━━ Rows

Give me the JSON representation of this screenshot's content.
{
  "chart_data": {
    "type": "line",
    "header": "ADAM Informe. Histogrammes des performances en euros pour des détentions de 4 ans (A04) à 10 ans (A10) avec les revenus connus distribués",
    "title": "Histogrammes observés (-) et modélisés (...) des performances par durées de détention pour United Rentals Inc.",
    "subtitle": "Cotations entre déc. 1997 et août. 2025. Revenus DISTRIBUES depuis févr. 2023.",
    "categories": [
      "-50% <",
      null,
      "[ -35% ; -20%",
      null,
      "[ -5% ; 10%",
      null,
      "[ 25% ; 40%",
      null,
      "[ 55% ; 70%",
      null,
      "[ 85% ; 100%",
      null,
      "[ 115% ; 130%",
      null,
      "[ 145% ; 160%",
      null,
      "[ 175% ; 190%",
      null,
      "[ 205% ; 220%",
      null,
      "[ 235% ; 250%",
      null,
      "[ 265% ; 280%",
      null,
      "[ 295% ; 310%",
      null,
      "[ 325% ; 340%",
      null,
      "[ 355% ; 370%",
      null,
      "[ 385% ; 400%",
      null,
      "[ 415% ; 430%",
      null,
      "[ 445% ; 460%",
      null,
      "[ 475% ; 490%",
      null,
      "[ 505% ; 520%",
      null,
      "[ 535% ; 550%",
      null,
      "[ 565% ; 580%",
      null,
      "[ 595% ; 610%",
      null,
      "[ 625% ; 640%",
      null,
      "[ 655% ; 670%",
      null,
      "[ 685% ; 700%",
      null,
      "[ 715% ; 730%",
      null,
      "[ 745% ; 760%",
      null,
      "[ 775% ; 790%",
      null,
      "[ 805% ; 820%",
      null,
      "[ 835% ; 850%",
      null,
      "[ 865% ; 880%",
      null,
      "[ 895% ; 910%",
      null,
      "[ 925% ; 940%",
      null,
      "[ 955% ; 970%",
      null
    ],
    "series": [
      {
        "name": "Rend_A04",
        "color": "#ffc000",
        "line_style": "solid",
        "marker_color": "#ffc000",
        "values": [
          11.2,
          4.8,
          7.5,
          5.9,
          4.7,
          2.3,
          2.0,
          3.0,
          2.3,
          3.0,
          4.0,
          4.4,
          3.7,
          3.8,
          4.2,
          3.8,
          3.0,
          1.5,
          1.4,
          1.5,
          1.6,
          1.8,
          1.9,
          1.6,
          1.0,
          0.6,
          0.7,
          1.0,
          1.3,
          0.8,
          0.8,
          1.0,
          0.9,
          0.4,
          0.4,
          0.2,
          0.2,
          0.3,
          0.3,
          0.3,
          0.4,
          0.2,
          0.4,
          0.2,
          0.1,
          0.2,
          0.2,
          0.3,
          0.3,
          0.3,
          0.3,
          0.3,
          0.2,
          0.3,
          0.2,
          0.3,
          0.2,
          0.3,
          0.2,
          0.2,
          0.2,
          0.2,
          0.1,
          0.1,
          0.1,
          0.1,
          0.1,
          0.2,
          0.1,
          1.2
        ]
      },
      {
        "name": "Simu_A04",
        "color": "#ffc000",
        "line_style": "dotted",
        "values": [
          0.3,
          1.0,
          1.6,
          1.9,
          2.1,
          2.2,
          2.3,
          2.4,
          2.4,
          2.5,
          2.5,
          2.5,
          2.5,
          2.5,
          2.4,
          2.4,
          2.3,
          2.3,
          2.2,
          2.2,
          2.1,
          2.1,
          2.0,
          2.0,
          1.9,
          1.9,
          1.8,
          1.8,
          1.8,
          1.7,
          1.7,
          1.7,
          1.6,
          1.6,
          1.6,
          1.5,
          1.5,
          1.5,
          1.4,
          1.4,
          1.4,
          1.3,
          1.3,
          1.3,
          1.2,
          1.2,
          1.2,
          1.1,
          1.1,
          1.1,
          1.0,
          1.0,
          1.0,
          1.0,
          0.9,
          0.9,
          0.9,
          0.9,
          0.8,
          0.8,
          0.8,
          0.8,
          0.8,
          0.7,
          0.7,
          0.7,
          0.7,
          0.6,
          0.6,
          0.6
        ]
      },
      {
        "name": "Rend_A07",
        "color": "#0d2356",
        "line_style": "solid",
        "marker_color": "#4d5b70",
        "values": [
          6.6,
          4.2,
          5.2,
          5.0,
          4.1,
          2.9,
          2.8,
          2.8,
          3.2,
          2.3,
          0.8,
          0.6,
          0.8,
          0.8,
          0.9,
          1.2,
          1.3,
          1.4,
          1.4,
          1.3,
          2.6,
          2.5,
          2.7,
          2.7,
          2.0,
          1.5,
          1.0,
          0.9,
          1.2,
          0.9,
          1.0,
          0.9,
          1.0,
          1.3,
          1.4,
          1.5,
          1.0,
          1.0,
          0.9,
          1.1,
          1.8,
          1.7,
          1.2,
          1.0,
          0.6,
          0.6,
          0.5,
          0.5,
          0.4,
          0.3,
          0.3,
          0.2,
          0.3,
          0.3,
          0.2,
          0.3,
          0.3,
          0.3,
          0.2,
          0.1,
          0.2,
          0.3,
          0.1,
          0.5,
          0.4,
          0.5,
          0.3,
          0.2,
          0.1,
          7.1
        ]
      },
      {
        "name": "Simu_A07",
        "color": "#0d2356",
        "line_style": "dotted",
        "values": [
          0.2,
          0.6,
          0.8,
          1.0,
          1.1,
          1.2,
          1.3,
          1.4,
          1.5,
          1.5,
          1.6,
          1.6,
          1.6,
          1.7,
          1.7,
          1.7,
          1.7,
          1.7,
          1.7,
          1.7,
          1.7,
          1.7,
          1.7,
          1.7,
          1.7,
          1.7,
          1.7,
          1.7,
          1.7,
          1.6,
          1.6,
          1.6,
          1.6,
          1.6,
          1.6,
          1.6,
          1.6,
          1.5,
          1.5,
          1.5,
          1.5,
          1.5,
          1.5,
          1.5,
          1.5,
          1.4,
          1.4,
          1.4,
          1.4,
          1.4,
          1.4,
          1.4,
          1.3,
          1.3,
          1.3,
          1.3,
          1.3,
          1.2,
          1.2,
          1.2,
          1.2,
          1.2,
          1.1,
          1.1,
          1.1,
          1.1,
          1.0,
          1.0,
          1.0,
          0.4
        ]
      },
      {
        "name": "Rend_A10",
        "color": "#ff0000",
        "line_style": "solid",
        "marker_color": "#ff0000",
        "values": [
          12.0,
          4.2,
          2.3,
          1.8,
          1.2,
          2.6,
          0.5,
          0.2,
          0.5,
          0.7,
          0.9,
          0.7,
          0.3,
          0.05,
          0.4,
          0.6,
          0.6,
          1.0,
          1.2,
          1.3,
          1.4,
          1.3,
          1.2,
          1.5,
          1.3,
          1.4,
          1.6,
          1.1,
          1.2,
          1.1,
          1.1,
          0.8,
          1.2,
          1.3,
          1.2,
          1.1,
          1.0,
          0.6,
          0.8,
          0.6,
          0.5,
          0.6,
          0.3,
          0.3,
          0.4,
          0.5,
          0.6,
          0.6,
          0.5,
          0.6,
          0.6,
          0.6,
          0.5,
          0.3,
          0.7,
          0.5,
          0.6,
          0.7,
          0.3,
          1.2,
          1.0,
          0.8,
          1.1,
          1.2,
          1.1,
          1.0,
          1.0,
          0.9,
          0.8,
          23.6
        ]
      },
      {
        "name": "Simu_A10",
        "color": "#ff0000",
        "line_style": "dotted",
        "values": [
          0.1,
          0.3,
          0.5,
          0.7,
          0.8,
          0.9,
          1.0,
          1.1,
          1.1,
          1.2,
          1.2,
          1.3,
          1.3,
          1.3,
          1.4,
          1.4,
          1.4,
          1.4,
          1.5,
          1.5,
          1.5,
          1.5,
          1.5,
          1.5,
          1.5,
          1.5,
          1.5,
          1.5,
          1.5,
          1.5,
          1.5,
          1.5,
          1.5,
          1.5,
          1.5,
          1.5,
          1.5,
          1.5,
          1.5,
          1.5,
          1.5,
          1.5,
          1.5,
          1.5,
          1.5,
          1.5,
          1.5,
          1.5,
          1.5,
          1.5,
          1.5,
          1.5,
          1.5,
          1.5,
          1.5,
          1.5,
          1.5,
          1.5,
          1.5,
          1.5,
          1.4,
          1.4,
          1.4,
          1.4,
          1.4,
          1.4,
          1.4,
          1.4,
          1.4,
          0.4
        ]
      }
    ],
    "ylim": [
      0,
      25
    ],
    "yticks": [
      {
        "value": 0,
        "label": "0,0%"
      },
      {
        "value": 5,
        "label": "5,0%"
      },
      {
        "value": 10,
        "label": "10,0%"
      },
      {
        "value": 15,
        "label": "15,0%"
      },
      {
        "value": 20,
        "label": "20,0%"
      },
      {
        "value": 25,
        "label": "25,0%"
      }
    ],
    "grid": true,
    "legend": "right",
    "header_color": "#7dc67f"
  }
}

━━━━

Request: Look through the entries above and list every line containing "pour".

Exercise response:
    "header": "ADAM Informe. Histogrammes des performances en euros pour des détentions de 4 ans (A04) à 10 ans (A10) avec les revenus connus distribués",
    "title": "Histogrammes observés (-) et modélisés (...) des performances par durées de détention pour United Rentals Inc.",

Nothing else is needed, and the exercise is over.